PROMPT:
Print the lines below without changing anything in them.

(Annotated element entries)
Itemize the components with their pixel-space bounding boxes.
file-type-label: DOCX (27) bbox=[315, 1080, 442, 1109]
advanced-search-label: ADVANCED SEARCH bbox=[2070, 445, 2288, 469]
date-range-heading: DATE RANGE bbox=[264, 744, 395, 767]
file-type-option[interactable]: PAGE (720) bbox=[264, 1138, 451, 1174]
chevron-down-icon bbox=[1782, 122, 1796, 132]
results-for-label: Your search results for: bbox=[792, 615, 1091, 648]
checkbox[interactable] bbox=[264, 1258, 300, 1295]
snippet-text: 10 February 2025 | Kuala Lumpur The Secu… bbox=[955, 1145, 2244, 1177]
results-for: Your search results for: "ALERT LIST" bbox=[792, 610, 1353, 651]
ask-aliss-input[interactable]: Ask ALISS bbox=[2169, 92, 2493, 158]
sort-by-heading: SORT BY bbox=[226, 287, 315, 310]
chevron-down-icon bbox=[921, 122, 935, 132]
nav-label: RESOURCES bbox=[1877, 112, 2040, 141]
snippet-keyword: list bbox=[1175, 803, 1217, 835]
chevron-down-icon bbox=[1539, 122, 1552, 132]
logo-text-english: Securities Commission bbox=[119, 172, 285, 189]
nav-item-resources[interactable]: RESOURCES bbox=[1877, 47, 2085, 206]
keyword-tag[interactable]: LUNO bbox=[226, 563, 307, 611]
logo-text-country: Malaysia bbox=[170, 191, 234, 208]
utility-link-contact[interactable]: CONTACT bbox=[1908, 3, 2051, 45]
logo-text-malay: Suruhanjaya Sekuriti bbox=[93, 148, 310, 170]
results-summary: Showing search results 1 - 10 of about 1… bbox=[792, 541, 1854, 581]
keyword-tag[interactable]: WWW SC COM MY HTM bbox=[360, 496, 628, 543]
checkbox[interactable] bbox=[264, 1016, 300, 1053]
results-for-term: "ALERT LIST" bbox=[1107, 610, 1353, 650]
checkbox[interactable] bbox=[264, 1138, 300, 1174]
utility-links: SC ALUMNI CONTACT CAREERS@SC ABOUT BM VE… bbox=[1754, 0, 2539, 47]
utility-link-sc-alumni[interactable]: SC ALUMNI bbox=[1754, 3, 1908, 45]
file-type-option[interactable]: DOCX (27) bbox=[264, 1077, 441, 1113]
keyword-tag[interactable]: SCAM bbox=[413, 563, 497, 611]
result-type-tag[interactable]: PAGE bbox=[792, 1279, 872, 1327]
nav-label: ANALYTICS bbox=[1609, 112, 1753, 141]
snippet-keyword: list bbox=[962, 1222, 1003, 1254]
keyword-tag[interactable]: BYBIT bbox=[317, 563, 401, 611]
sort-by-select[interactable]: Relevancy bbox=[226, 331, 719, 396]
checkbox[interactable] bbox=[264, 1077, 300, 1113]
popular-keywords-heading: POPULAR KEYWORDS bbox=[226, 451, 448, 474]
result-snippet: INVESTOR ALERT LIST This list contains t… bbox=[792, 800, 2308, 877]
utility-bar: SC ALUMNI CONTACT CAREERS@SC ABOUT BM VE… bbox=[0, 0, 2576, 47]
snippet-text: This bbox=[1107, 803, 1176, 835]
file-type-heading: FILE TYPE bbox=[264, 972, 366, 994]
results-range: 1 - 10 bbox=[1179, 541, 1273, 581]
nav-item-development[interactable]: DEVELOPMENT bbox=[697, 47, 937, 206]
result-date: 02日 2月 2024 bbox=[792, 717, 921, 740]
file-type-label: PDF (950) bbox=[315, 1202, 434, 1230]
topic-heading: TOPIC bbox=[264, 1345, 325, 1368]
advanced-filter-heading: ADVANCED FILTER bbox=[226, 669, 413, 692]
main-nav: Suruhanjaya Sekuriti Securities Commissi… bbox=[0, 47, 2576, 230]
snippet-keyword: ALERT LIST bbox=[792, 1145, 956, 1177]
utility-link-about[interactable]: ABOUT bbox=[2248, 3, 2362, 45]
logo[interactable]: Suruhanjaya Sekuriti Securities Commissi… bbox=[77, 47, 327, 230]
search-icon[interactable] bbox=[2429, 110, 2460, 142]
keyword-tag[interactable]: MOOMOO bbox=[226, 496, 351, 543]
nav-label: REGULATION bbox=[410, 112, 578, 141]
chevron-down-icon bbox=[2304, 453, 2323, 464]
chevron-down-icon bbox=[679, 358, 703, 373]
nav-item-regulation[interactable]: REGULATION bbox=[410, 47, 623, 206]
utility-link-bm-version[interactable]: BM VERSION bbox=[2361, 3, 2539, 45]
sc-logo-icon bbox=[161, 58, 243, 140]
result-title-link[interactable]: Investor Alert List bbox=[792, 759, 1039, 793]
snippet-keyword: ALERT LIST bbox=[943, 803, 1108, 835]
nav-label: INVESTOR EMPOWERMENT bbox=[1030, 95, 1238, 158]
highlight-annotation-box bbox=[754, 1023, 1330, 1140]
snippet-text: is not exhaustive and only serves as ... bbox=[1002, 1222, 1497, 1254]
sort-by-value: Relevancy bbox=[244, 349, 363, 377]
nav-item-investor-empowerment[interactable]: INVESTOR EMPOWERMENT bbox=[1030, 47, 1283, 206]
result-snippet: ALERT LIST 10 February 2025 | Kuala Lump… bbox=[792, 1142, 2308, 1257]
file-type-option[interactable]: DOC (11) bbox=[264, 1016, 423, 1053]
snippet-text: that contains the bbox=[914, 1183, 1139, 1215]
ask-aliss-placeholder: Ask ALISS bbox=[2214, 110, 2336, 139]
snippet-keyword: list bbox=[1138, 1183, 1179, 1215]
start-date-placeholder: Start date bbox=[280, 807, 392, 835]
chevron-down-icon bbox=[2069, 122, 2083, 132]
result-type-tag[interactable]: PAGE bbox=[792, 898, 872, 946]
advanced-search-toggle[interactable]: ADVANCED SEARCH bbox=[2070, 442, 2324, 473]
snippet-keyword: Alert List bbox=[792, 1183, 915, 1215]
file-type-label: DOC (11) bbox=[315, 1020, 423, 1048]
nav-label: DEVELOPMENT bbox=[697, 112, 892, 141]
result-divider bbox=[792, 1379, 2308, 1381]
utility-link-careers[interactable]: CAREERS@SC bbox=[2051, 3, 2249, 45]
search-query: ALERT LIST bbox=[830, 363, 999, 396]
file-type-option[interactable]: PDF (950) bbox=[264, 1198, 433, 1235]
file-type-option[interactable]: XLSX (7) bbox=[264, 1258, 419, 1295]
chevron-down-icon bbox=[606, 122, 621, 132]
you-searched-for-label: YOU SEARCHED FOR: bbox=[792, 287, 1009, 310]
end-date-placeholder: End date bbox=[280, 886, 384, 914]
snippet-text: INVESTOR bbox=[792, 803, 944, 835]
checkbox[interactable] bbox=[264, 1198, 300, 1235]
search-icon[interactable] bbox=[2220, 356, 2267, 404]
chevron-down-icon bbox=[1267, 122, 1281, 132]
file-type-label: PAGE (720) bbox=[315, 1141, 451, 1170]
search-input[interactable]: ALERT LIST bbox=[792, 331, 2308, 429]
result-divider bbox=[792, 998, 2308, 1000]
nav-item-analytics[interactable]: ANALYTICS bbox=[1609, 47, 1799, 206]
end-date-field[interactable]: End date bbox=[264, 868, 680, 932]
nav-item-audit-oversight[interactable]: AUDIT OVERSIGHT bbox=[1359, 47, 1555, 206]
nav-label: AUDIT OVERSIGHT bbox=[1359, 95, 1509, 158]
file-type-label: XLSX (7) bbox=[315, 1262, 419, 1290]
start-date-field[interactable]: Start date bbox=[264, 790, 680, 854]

SOLUTION FOR THIS TASK:
Itemize the components with their pixel-space bounding boxes.
file-type-label: DOCX (27) bbox=[315, 1080, 442, 1109]
advanced-search-label: ADVANCED SEARCH bbox=[2070, 445, 2288, 469]
date-range-heading: DATE RANGE bbox=[264, 744, 395, 767]
file-type-option[interactable]: PAGE (720) bbox=[264, 1138, 451, 1174]
chevron-down-icon bbox=[1782, 122, 1796, 132]
results-for-label: Your search results for: bbox=[792, 615, 1091, 648]
checkbox[interactable] bbox=[264, 1258, 300, 1295]
snippet-text: 10 February 2025 | Kuala Lumpur The Secu… bbox=[955, 1145, 2244, 1177]
results-for: Your search results for: "ALERT LIST" bbox=[792, 610, 1353, 651]
ask-aliss-input[interactable]: Ask ALISS bbox=[2169, 92, 2493, 158]
sort-by-heading: SORT BY bbox=[226, 287, 315, 310]
chevron-down-icon bbox=[921, 122, 935, 132]
nav-label: RESOURCES bbox=[1877, 112, 2040, 141]
snippet-keyword: list bbox=[1175, 803, 1217, 835]
chevron-down-icon bbox=[1539, 122, 1552, 132]
logo-text-english: Securities Commission bbox=[119, 172, 285, 189]
nav-item-resources[interactable]: RESOURCES bbox=[1877, 47, 2085, 206]
keyword-tag[interactable]: LUNO bbox=[226, 563, 307, 611]
logo-text-country: Malaysia bbox=[170, 191, 234, 208]
utility-link-contact[interactable]: CONTACT bbox=[1908, 3, 2051, 45]
logo-text-malay: Suruhanjaya Sekuriti bbox=[93, 148, 310, 170]
results-summary: Showing search results 1 - 10 of about 1… bbox=[792, 541, 1854, 581]
keyword-tag[interactable]: WWW SC COM MY HTM bbox=[360, 496, 628, 543]
checkbox[interactable] bbox=[264, 1016, 300, 1053]
results-for-term: "ALERT LIST" bbox=[1107, 610, 1353, 650]
checkbox[interactable] bbox=[264, 1138, 300, 1174]
utility-links: SC ALUMNI CONTACT CAREERS@SC ABOUT BM VE… bbox=[1754, 0, 2539, 47]
utility-link-sc-alumni[interactable]: SC ALUMNI bbox=[1754, 3, 1908, 45]
file-type-option[interactable]: DOCX (27) bbox=[264, 1077, 441, 1113]
keyword-tag[interactable]: SCAM bbox=[413, 563, 497, 611]
result-type-tag[interactable]: PAGE bbox=[792, 1279, 872, 1327]
nav-label: ANALYTICS bbox=[1609, 112, 1753, 141]
snippet-keyword: list bbox=[962, 1222, 1003, 1254]
keyword-tag[interactable]: BYBIT bbox=[317, 563, 401, 611]
sort-by-select[interactable]: Relevancy bbox=[226, 331, 719, 396]
checkbox[interactable] bbox=[264, 1077, 300, 1113]
popular-keywords-heading: POPULAR KEYWORDS bbox=[226, 451, 448, 474]
result-snippet: INVESTOR ALERT LIST This list contains t… bbox=[792, 800, 2308, 877]
utility-bar: SC ALUMNI CONTACT CAREERS@SC ABOUT BM VE… bbox=[0, 0, 2576, 47]
snippet-text: This bbox=[1107, 803, 1176, 835]
file-type-heading: FILE TYPE bbox=[264, 972, 366, 994]
results-range: 1 - 10 bbox=[1179, 541, 1273, 581]
nav-item-development[interactable]: DEVELOPMENT bbox=[697, 47, 937, 206]
result-date: 02日 2月 2024 bbox=[792, 717, 921, 740]
file-type-label: PDF (950) bbox=[315, 1202, 434, 1230]
topic-heading: TOPIC bbox=[264, 1345, 325, 1368]
advanced-filter-heading: ADVANCED FILTER bbox=[226, 669, 413, 692]
main-nav: Suruhanjaya Sekuriti Securities Commissi… bbox=[0, 47, 2576, 230]
snippet-keyword: ALERT LIST bbox=[792, 1145, 956, 1177]
utility-link-about[interactable]: ABOUT bbox=[2248, 3, 2362, 45]
logo[interactable]: Suruhanjaya Sekuriti Securities Commissi… bbox=[77, 47, 327, 230]
search-icon[interactable] bbox=[2429, 110, 2460, 142]
keyword-tag[interactable]: MOOMOO bbox=[226, 496, 351, 543]
nav-label: REGULATION bbox=[410, 112, 578, 141]
chevron-down-icon bbox=[2304, 453, 2323, 464]
chevron-down-icon bbox=[679, 358, 703, 373]
nav-item-regulation[interactable]: REGULATION bbox=[410, 47, 623, 206]
utility-link-bm-version[interactable]: BM VERSION bbox=[2361, 3, 2539, 45]
sc-logo-icon bbox=[161, 58, 243, 140]
result-title-link[interactable]: Investor Alert List bbox=[792, 759, 1039, 793]
snippet-keyword: ALERT LIST bbox=[943, 803, 1108, 835]
nav-label: INVESTOR EMPOWERMENT bbox=[1030, 95, 1238, 158]
highlight-annotation-box bbox=[754, 1023, 1330, 1140]
snippet-text: is not exhaustive and only serves as ... bbox=[1002, 1222, 1497, 1254]
sort-by-value: Relevancy bbox=[244, 349, 363, 377]
nav-item-investor-empowerment[interactable]: INVESTOR EMPOWERMENT bbox=[1030, 47, 1283, 206]
result-snippet: ALERT LIST 10 February 2025 | Kuala Lump… bbox=[792, 1142, 2308, 1257]
file-type-option[interactable]: DOC (11) bbox=[264, 1016, 423, 1053]
snippet-text: that contains the bbox=[914, 1183, 1139, 1215]
ask-aliss-placeholder: Ask ALISS bbox=[2214, 110, 2336, 139]
snippet-keyword: list bbox=[1138, 1183, 1179, 1215]
start-date-placeholder: Start date bbox=[280, 807, 392, 835]
chevron-down-icon bbox=[2069, 122, 2083, 132]
result-type-tag[interactable]: PAGE bbox=[792, 898, 872, 946]
advanced-search-toggle[interactable]: ADVANCED SEARCH bbox=[2070, 442, 2324, 473]
snippet-keyword: Alert List bbox=[792, 1183, 915, 1215]
file-type-label: DOC (11) bbox=[315, 1020, 423, 1048]
nav-label: DEVELOPMENT bbox=[697, 112, 892, 141]
result-divider bbox=[792, 1379, 2308, 1381]
utility-link-careers[interactable]: CAREERS@SC bbox=[2051, 3, 2249, 45]
search-query: ALERT LIST bbox=[830, 363, 999, 396]
file-type-option[interactable]: PDF (950) bbox=[264, 1198, 433, 1235]
file-type-option[interactable]: XLSX (7) bbox=[264, 1258, 419, 1295]
chevron-down-icon bbox=[606, 122, 621, 132]
you-searched-for-label: YOU SEARCHED FOR: bbox=[792, 287, 1009, 310]
end-date-placeholder: End date bbox=[280, 886, 384, 914]
snippet-text: INVESTOR bbox=[792, 803, 944, 835]
checkbox[interactable] bbox=[264, 1198, 300, 1235]
search-icon[interactable] bbox=[2220, 356, 2267, 404]
chevron-down-icon bbox=[1267, 122, 1281, 132]
file-type-label: PAGE (720) bbox=[315, 1141, 451, 1170]
search-input[interactable]: ALERT LIST bbox=[792, 331, 2308, 429]
result-divider bbox=[792, 998, 2308, 1000]
nav-item-analytics[interactable]: ANALYTICS bbox=[1609, 47, 1799, 206]
end-date-field[interactable]: End date bbox=[264, 868, 680, 932]
nav-item-audit-oversight[interactable]: AUDIT OVERSIGHT bbox=[1359, 47, 1555, 206]
nav-label: AUDIT OVERSIGHT bbox=[1359, 95, 1509, 158]
file-type-label: XLSX (7) bbox=[315, 1262, 419, 1290]
start-date-field[interactable]: Start date bbox=[264, 790, 680, 854]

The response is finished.